** START SUPPLIED ENTRIES **

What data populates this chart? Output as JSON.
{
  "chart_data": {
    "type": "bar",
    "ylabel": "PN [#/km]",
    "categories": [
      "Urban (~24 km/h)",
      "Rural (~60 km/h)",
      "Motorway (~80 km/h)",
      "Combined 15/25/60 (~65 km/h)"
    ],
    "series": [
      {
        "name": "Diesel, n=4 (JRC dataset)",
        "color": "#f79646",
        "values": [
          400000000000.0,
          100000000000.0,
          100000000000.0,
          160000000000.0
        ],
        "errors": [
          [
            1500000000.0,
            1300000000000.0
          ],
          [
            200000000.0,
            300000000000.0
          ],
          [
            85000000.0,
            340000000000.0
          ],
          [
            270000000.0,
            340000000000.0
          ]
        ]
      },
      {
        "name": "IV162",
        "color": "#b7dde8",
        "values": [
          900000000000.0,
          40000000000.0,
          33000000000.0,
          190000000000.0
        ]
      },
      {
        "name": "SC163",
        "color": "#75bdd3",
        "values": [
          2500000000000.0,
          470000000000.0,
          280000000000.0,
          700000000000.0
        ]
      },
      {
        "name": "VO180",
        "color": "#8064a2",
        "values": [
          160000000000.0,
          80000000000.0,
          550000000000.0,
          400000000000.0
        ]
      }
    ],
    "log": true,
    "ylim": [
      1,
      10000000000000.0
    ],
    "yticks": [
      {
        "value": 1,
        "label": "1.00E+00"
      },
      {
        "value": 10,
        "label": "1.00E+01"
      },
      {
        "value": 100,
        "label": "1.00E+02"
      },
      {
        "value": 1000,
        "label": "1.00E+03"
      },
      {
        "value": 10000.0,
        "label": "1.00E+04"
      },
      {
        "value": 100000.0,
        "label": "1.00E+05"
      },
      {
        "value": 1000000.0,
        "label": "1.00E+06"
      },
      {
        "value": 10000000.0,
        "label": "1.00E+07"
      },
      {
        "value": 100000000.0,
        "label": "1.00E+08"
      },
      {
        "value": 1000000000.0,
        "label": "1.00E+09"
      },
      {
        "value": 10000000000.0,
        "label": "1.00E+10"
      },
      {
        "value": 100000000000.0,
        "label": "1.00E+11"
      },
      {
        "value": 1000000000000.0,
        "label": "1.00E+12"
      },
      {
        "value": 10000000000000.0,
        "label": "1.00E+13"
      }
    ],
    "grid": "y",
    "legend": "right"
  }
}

** END SUPPLIED ENTRIES **

• INSTRUCTION:
Emit the full listing verbatim.

• COMPLETE ANSWER:
What data populates this chart? Output as JSON.
{
  "chart_data": {
    "type": "bar",
    "ylabel": "PN [#/km]",
    "categories": [
      "Urban (~24 km/h)",
      "Rural (~60 km/h)",
      "Motorway (~80 km/h)",
      "Combined 15/25/60 (~65 km/h)"
    ],
    "series": [
      {
        "name": "Diesel, n=4 (JRC dataset)",
        "color": "#f79646",
        "values": [
          400000000000.0,
          100000000000.0,
          100000000000.0,
          160000000000.0
        ],
        "errors": [
          [
            1500000000.0,
            1300000000000.0
          ],
          [
            200000000.0,
            300000000000.0
          ],
          [
            85000000.0,
            340000000000.0
          ],
          [
            270000000.0,
            340000000000.0
          ]
        ]
      },
      {
        "name": "IV162",
        "color": "#b7dde8",
        "values": [
          900000000000.0,
          40000000000.0,
          33000000000.0,
          190000000000.0
        ]
      },
      {
        "name": "SC163",
        "color": "#75bdd3",
        "values": [
          2500000000000.0,
          470000000000.0,
          280000000000.0,
          700000000000.0
        ]
      },
      {
        "name": "VO180",
        "color": "#8064a2",
        "values": [
          160000000000.0,
          80000000000.0,
          550000000000.0,
          400000000000.0
        ]
      }
    ],
    "log": true,
    "ylim": [
      1,
      10000000000000.0
    ],
    "yticks": [
      {
        "value": 1,
        "label": "1.00E+00"
      },
      {
        "value": 10,
        "label": "1.00E+01"
      },
      {
        "value": 100,
        "label": "1.00E+02"
      },
      {
        "value": 1000,
        "label": "1.00E+03"
      },
      {
        "value": 10000.0,
        "label": "1.00E+04"
      },
      {
        "value": 100000.0,
        "label": "1.00E+05"
      },
      {
        "value": 1000000.0,
        "label": "1.00E+06"
      },
      {
        "value": 10000000.0,
        "label": "1.00E+07"
      },
      {
        "value": 100000000.0,
        "label": "1.00E+08"
      },
      {
        "value": 1000000000.0,
        "label": "1.00E+09"
      },
      {
        "value": 10000000000.0,
        "label": "1.00E+10"
      },
      {
        "value": 100000000000.0,
        "label": "1.00E+11"
      },
      {
        "value": 1000000000000.0,
        "label": "1.00E+12"
      },
      {
        "value": 10000000000000.0,
        "label": "1.00E+13"
      }
    ],
    "grid": "y",
    "legend": "right"
  }
}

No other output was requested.